Show all lines from the listing below that contain "Word".
[START Data entries]
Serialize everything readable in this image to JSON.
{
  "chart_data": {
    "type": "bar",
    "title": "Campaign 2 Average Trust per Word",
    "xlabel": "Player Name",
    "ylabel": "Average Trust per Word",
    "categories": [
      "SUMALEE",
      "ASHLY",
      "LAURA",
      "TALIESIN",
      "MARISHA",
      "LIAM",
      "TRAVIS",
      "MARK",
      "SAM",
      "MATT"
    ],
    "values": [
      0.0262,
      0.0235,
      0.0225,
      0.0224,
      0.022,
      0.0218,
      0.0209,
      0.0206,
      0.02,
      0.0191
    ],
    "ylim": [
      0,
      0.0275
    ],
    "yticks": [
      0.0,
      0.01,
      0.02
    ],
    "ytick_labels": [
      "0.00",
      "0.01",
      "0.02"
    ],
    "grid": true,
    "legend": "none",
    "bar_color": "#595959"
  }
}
[END Data entries]
Written response.
    "title": "Campaign 2 Average Trust per Word",
    "ylabel": "Average Trust per Word",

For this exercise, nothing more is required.